### Records for this task

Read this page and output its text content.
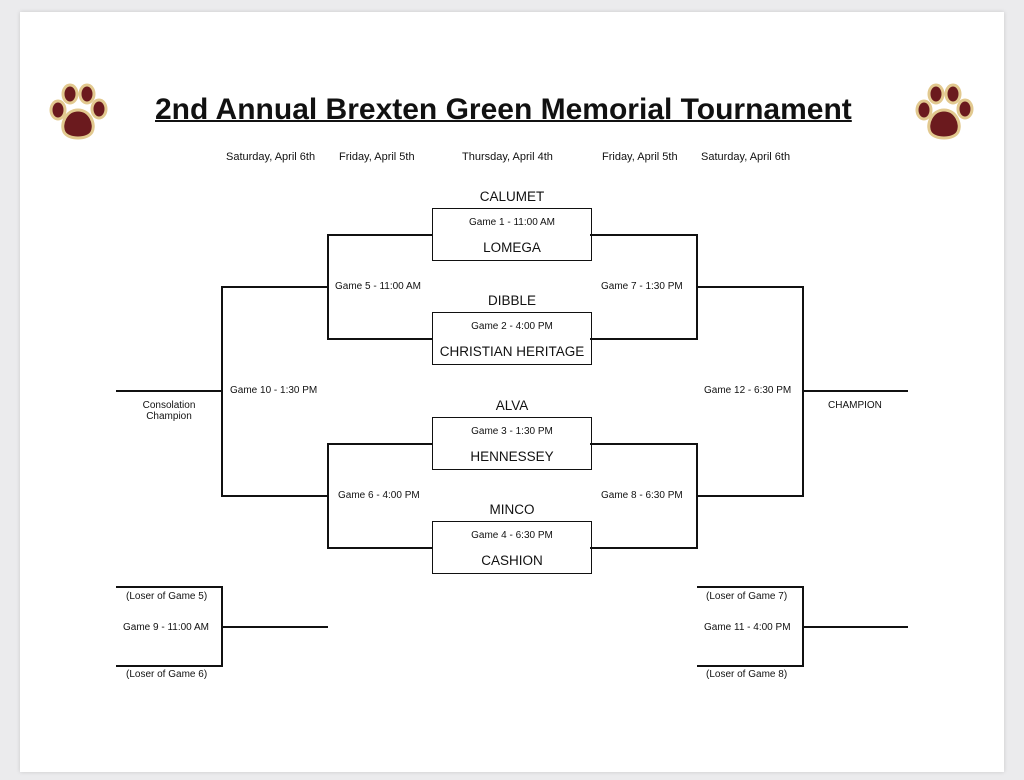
2nd Annual Brexten Green Memorial Tournament
Saturday, April 6th Friday, April 5th	Thursday, April 4th	Friday, April 5th Saturday, April 6th
CALUMET
Game 1 - 11:00 AM
LOMEGA
DIBBLE
Game 2 - 4:00 PM
CHRISTIAN HERITAGE
ALVA
Game 3 - 1:30 PM
HENNESSEY
MINCO
Game 4 - 6:30 PM
CASHION
Game 5 - 11:00 AM
Game 6 - 4:00 PM
Game 7 - 1:30 PM
Game 8 - 6:30 PM
Game 10 - 1:30 PM	Game 12 - 6:30 PM
Consolation
Champion
CHAMPION
(Loser of Game 5)
Game 9 - 11:00 AM
(Loser of Game 6)
(Loser of Game 7)
Game 11 - 4:00 PM
(Loser of Game 8)
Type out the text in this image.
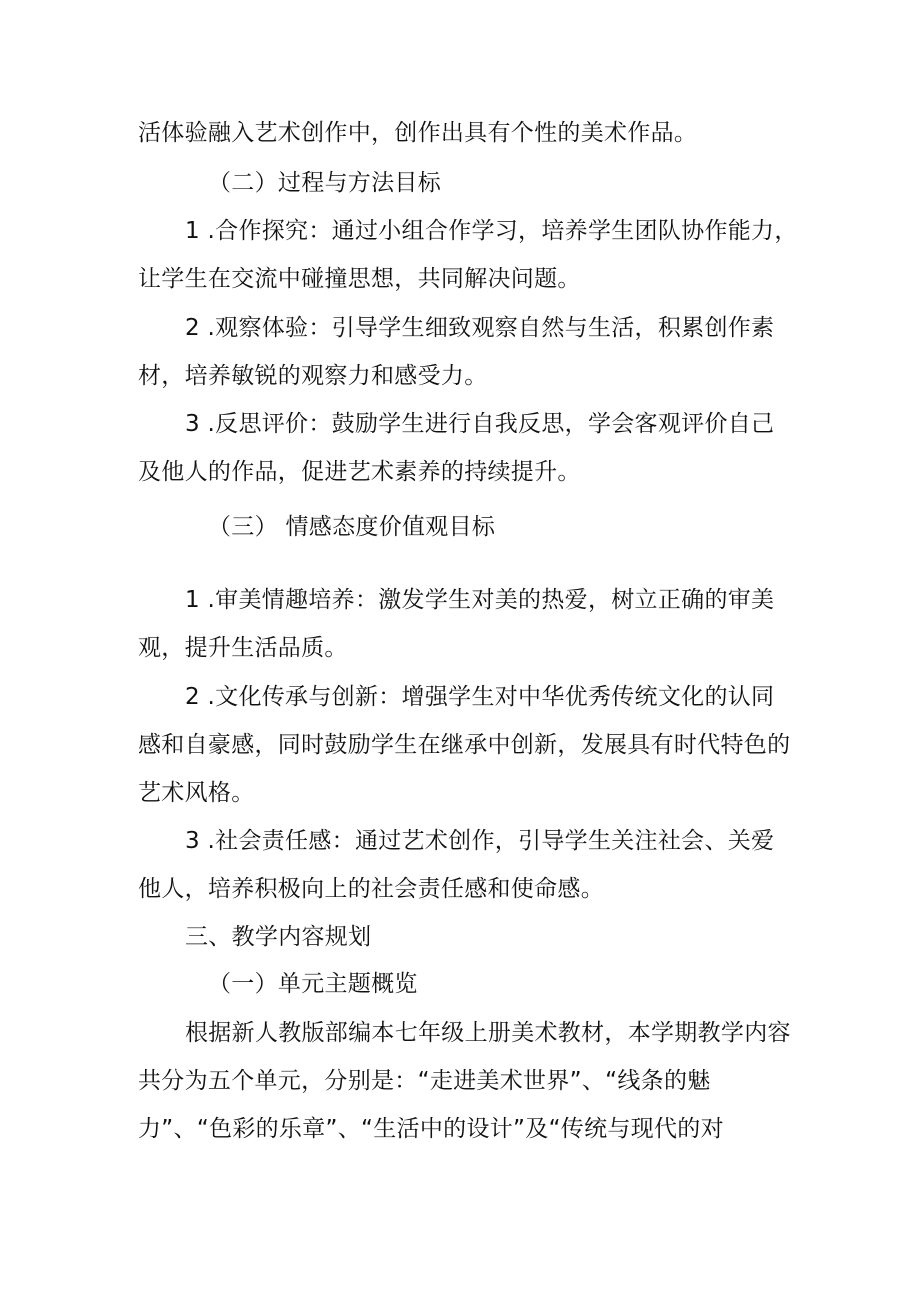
活体验融入艺术创作中，创作出具有个性的美术作品。
（二）过程与方法目标
1 .合作探究：通过小组合作学习，培养学生团队协作能力，
让学生在交流中碰撞思想，共同解决问题。
2 .观察体验：引导学生细致观察自然与生活，积累创作素
材，培养敏锐的观察力和感受力。
3 .反思评价：鼓励学生进行自我反思，学会客观评价自己
及他人的作品，促进艺术素养的持续提升。
（三） 情感态度价值观目标
1 .审美情趣培养：激发学生对美的热爱，树立正确的审美
观，提升生活品质。
2 .文化传承与创新：增强学生对中华优秀传统文化的认同
感和自豪感，同时鼓励学生在继承中创新，发展具有时代特色的
艺术风格。
3 .社会责任感：通过艺术创作，引导学生关注社会、关爱
他人，培养积极向上的社会责任感和使命感。
三、教学内容规划
（一）单元主题概览
根据新人教版部编本七年级上册美术教材，本学期教学内容
共分为五个单元，分别是：“走进美术世界”、“线条的魅
力”、“色彩的乐章”、“生活中的设计”及“传统与现代的对
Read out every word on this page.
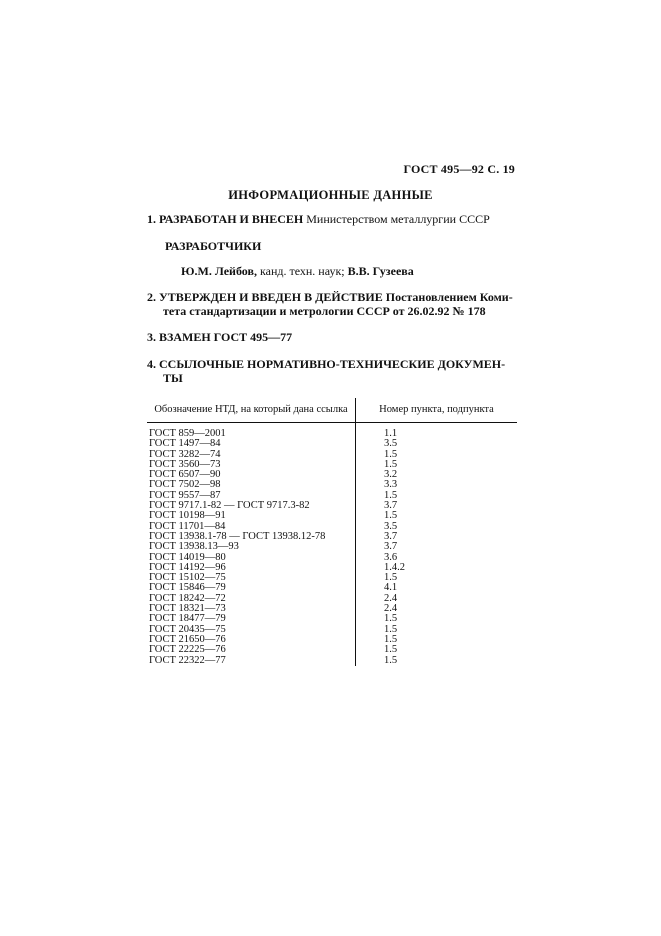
ГОСТ 495—92 С. 19
ИНФОРМАЦИОННЫЕ ДАННЫЕ
1. РАЗРАБОТАН И ВНЕСЕН Министерством металлургии СССР
РАЗРАБОТЧИКИ
Ю.М. Лейбов, канд. техн. наук; В.В. Гузеева
2. УТВЕРЖДЕН И ВВЕДЕН В ДЕЙСТВИЕ Постановлением Коми-
тета стандартизации и метрологии СССР от 26.02.92 № 178
3. ВЗАМЕН ГОСТ 495—77
4. ССЫЛОЧНЫЕ НОРМАТИВНО-ТЕХНИЧЕСКИЕ ДОКУМЕН-
ТЫ
Обозначение НТД, на который дана ссылка	Номер пункта, подпункта

ГОСТ 859—2001	1.1
ГОСТ 1497—84	3.5
ГОСТ 3282—74	1.5
ГОСТ 3560—73	1.5
ГОСТ 6507—90	3.2
ГОСТ 7502—98	3.3
ГОСТ 9557—87	1.5
ГОСТ 9717.1-82 — ГОСТ 9717.3-82	3.7
ГОСТ 10198—91	1.5
ГОСТ 11701—84	3.5
ГОСТ 13938.1-78 — ГОСТ 13938.12-78	3.7
ГОСТ 13938.13—93	3.7
ГОСТ 14019—80	3.6
ГОСТ 14192—96	1.4.2
ГОСТ 15102—75	1.5
ГОСТ 15846—79	4.1
ГОСТ 18242—72	2.4
ГОСТ 18321—73	2.4
ГОСТ 18477—79	1.5
ГОСТ 20435—75	1.5
ГОСТ 21650—76	1.5
ГОСТ 22225—76	1.5
ГОСТ 22322—77	1.5
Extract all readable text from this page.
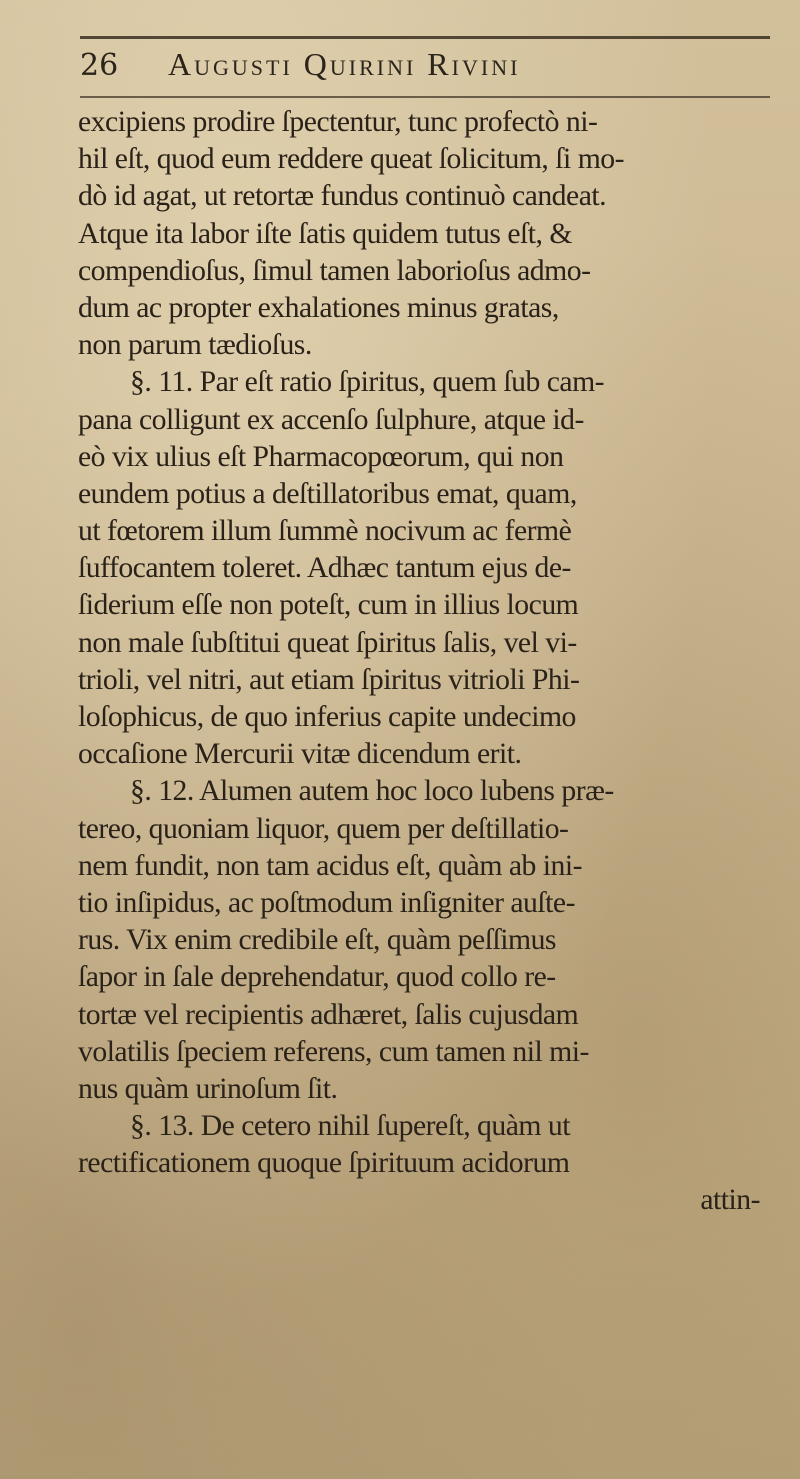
26	Augusti Quirini Rivini
excipiens prodire ſpectentur, tunc profectò ni-
hil eſt, quod eum reddere queat ſolicitum, ſi mo-
dò id agat, ut retortæ fundus continuò candeat.
Atque ita labor iſte ſatis quidem tutus eſt, &
compendioſus, ſimul tamen laborioſus admo-
dum ac propter exhalationes minus gratas,
non parum tædioſus.
§. 11. Par eſt ratio ſpiritus, quem ſub cam-
pana colligunt ex accenſo ſulphure, atque id-
eò vix ulius eſt Pharmacopœorum, qui non
eundem potius a deſtillatoribus emat, quam,
ut fœtorem illum ſummè nocivum ac fermè
ſuffocantem toleret. Adhæc tantum ejus de-
ſiderium eſſe non poteſt, cum in illius locum
non male ſubſtitui queat ſpiritus ſalis, vel vi-
trioli, vel nitri, aut etiam ſpiritus vitrioli Phi-
loſophicus, de quo inferius capite undecimo
occaſione Mercurii vitæ dicendum erit.
§. 12. Alumen autem hoc loco lubens præ-
tereo, quoniam liquor, quem per deſtillatio-
nem fundit, non tam acidus eſt, quàm ab ini-
tio inſipidus, ac poſtmodum inſigniter auſte-
rus. Vix enim credibile eſt, quàm peſſimus
ſapor in ſale deprehendatur, quod collo re-
tortæ vel recipientis adhæret, ſalis cujusdam
volatilis ſpeciem referens, cum tamen nil mi-
nus quàm urinoſum ſit.
§. 13. De cetero nihil ſupereſt, quàm ut
rectificationem quoque ſpirituum acidorum
attin-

######

- **What is needed**: Print only the lines from the line that contains "Extract all readable text from this page." to the final line of the data, inclusive. Pictures stay out.

- **Result**:
Extract all readable text from this page.
26	Augusti Quirini Rivini
excipiens prodire ſpectentur, tunc profectò ni-
hil eſt, quod eum reddere queat ſolicitum, ſi mo-
dò id agat, ut retortæ fundus continuò candeat.
Atque ita labor iſte ſatis quidem tutus eſt, &
compendioſus, ſimul tamen laborioſus admo-
dum ac propter exhalationes minus gratas,
non parum tædioſus.
§. 11. Par eſt ratio ſpiritus, quem ſub cam-
pana colligunt ex accenſo ſulphure, atque id-
eò vix ulius eſt Pharmacopœorum, qui non
eundem potius a deſtillatoribus emat, quam,
ut fœtorem illum ſummè nocivum ac fermè
ſuffocantem toleret. Adhæc tantum ejus de-
ſiderium eſſe non poteſt, cum in illius locum
non male ſubſtitui queat ſpiritus ſalis, vel vi-
trioli, vel nitri, aut etiam ſpiritus vitrioli Phi-
loſophicus, de quo inferius capite undecimo
occaſione Mercurii vitæ dicendum erit.
§. 12. Alumen autem hoc loco lubens præ-
tereo, quoniam liquor, quem per deſtillatio-
nem fundit, non tam acidus eſt, quàm ab ini-
tio inſipidus, ac poſtmodum inſigniter auſte-
rus. Vix enim credibile eſt, quàm peſſimus
ſapor in ſale deprehendatur, quod collo re-
tortæ vel recipientis adhæret, ſalis cujusdam
volatilis ſpeciem referens, cum tamen nil mi-
nus quàm urinoſum ſit.
§. 13. De cetero nihil ſupereſt, quàm ut
rectificationem quoque ſpirituum acidorum
attin-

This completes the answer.